DIRECTION
Can you give the entries below again with "screenshot" changed to "image", keeping everything else the same and leaving out the pictures?

EXCERPTED DATA
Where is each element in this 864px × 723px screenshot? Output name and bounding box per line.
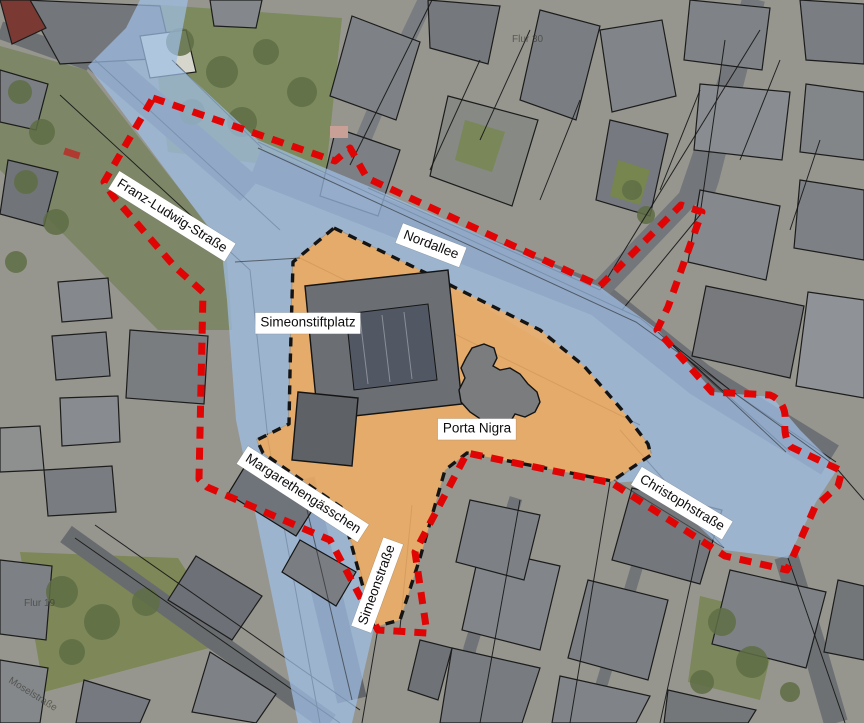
aerial-basemap: Flur 30 Flur 19 Moselstraße: [0, 0, 864, 723]
aerial-plan-map: Flur 30 Flur 19 Moselstraße Franz-Ludwig…: [0, 0, 864, 723]
cadastral-label-flur30: Flur 30: [512, 34, 544, 45]
label-porta-nigra: Porta Nigra: [438, 419, 516, 440]
cadastral-label-flur19: Flur 19: [24, 598, 56, 609]
annex-building: [292, 392, 358, 466]
label-simeonstiftplatz: Simeonstiftplatz: [255, 313, 360, 334]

THE RESULT
Where is each element in this 864px × 723px image? Output name and bounding box per line.
aerial-basemap: Flur 30 Flur 19 Moselstraße: [0, 0, 864, 723]
aerial-plan-map: Flur 30 Flur 19 Moselstraße Franz-Ludwig…: [0, 0, 864, 723]
cadastral-label-flur30: Flur 30: [512, 34, 544, 45]
label-porta-nigra: Porta Nigra: [438, 419, 516, 440]
cadastral-label-flur19: Flur 19: [24, 598, 56, 609]
annex-building: [292, 392, 358, 466]
label-simeonstiftplatz: Simeonstiftplatz: [255, 313, 360, 334]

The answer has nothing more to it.